§ **RECORDED INFORMATION**:
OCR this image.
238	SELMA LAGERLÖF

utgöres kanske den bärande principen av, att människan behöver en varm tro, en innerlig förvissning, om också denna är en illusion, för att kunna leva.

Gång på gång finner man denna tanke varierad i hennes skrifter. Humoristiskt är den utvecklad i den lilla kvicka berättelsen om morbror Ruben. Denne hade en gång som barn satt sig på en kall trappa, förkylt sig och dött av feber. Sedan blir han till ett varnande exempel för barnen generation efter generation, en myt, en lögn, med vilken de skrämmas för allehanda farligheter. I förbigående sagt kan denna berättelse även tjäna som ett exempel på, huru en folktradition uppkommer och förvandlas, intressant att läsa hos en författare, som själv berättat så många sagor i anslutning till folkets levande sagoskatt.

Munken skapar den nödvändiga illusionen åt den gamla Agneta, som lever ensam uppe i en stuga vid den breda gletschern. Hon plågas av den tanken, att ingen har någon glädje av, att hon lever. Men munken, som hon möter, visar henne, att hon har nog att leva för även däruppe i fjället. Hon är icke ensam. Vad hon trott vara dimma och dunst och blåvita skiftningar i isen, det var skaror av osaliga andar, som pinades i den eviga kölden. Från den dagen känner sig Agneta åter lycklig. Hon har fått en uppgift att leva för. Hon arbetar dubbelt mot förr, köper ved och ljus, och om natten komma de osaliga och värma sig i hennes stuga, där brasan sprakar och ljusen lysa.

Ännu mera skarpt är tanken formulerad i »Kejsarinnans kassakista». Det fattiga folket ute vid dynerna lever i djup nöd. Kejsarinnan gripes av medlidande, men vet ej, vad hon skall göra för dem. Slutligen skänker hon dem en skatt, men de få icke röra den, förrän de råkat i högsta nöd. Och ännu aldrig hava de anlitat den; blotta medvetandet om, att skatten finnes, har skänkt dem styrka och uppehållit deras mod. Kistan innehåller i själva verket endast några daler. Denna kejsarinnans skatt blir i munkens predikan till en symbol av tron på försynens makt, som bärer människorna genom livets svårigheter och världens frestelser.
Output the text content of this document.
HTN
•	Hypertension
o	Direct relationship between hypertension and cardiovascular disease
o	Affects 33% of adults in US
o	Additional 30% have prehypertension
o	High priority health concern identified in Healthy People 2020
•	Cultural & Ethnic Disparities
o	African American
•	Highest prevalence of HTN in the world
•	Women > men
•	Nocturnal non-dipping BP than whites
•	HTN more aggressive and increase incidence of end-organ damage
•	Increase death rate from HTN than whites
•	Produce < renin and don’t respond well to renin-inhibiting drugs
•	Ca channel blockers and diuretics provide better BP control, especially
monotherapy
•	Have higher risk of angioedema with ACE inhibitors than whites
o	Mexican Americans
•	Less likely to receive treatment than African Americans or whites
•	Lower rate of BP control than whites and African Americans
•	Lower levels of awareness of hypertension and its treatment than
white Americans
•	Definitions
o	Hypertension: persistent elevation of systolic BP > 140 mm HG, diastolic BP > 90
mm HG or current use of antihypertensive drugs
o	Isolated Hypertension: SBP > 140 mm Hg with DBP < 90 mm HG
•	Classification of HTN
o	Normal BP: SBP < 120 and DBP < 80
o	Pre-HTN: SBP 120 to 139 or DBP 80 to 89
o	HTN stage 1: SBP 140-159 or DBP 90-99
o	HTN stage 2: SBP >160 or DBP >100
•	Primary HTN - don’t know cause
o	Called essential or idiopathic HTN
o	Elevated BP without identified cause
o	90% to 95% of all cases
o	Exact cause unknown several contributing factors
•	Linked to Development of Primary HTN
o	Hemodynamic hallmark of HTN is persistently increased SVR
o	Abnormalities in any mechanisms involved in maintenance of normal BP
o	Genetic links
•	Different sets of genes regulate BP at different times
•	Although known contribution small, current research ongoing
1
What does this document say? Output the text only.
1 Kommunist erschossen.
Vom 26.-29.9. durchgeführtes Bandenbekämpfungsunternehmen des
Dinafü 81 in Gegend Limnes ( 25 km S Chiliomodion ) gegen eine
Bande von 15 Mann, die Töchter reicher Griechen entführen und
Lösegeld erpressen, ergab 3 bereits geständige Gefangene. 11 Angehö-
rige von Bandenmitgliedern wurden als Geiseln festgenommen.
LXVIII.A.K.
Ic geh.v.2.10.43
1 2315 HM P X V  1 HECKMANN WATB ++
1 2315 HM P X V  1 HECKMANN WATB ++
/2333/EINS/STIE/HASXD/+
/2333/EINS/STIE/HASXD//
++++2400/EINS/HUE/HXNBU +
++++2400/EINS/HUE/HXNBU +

§ **HOW TO COMPLETE THIS TASK**: Your answer must be an exact transcription of all the data above.

§ **EXPECTED ANSWER**:
OCR this image.
238	SELMA LAGERLÖF

utgöres kanske den bärande principen av, att människan behöver en varm tro, en innerlig förvissning, om också denna är en illusion, för att kunna leva.

Gång på gång finner man denna tanke varierad i hennes skrifter. Humoristiskt är den utvecklad i den lilla kvicka berättelsen om morbror Ruben. Denne hade en gång som barn satt sig på en kall trappa, förkylt sig och dött av feber. Sedan blir han till ett varnande exempel för barnen generation efter generation, en myt, en lögn, med vilken de skrämmas för allehanda farligheter. I förbigående sagt kan denna berättelse även tjäna som ett exempel på, huru en folktradition uppkommer och förvandlas, intressant att läsa hos en författare, som själv berättat så många sagor i anslutning till folkets levande sagoskatt.

Munken skapar den nödvändiga illusionen åt den gamla Agneta, som lever ensam uppe i en stuga vid den breda gletschern. Hon plågas av den tanken, att ingen har någon glädje av, att hon lever. Men munken, som hon möter, visar henne, att hon har nog att leva för även däruppe i fjället. Hon är icke ensam. Vad hon trott vara dimma och dunst och blåvita skiftningar i isen, det var skaror av osaliga andar, som pinades i den eviga kölden. Från den dagen känner sig Agneta åter lycklig. Hon har fått en uppgift att leva för. Hon arbetar dubbelt mot förr, köper ved och ljus, och om natten komma de osaliga och värma sig i hennes stuga, där brasan sprakar och ljusen lysa.

Ännu mera skarpt är tanken formulerad i »Kejsarinnans kassakista». Det fattiga folket ute vid dynerna lever i djup nöd. Kejsarinnan gripes av medlidande, men vet ej, vad hon skall göra för dem. Slutligen skänker hon dem en skatt, men de få icke röra den, förrän de råkat i högsta nöd. Och ännu aldrig hava de anlitat den; blotta medvetandet om, att skatten finnes, har skänkt dem styrka och uppehållit deras mod. Kistan innehåller i själva verket endast några daler. Denna kejsarinnans skatt blir i munkens predikan till en symbol av tron på försynens makt, som bärer människorna genom livets svårigheter och världens frestelser.
Output the text content of this document.
HTN
•	Hypertension
o	Direct relationship between hypertension and cardiovascular disease
o	Affects 33% of adults in US
o	Additional 30% have prehypertension
o	High priority health concern identified in Healthy People 2020
•	Cultural & Ethnic Disparities
o	African American
•	Highest prevalence of HTN in the world
•	Women > men
•	Nocturnal non-dipping BP than whites
•	HTN more aggressive and increase incidence of end-organ damage
•	Increase death rate from HTN than whites
•	Produce < renin and don’t respond well to renin-inhibiting drugs
•	Ca channel blockers and diuretics provide better BP control, especially
monotherapy
•	Have higher risk of angioedema with ACE inhibitors than whites
o	Mexican Americans
•	Less likely to receive treatment than African Americans or whites
•	Lower rate of BP control than whites and African Americans
•	Lower levels of awareness of hypertension and its treatment than
white Americans
•	Definitions
o	Hypertension: persistent elevation of systolic BP > 140 mm HG, diastolic BP > 90
mm HG or current use of antihypertensive drugs
o	Isolated Hypertension: SBP > 140 mm Hg with DBP < 90 mm HG
•	Classification of HTN
o	Normal BP: SBP < 120 and DBP < 80
o	Pre-HTN: SBP 120 to 139 or DBP 80 to 89
o	HTN stage 1: SBP 140-159 or DBP 90-99
o	HTN stage 2: SBP >160 or DBP >100
•	Primary HTN - don’t know cause
o	Called essential or idiopathic HTN
o	Elevated BP without identified cause
o	90% to 95% of all cases
o	Exact cause unknown several contributing factors
•	Linked to Development of Primary HTN
o	Hemodynamic hallmark of HTN is persistently increased SVR
o	Abnormalities in any mechanisms involved in maintenance of normal BP
o	Genetic links
•	Different sets of genes regulate BP at different times
•	Although known contribution small, current research ongoing
1
What does this document say? Output the text only.
1 Kommunist erschossen.
Vom 26.-29.9. durchgeführtes Bandenbekämpfungsunternehmen des
Dinafü 81 in Gegend Limnes ( 25 km S Chiliomodion ) gegen eine
Bande von 15 Mann, die Töchter reicher Griechen entführen und
Lösegeld erpressen, ergab 3 bereits geständige Gefangene. 11 Angehö-
rige von Bandenmitgliedern wurden als Geiseln festgenommen.
LXVIII.A.K.
Ic geh.v.2.10.43
1 2315 HM P X V  1 HECKMANN WATB ++
1 2315 HM P X V  1 HECKMANN WATB ++
/2333/EINS/STIE/HASXD/+
/2333/EINS/STIE/HASXD//
++++2400/EINS/HUE/HXNBU +
++++2400/EINS/HUE/HXNBU +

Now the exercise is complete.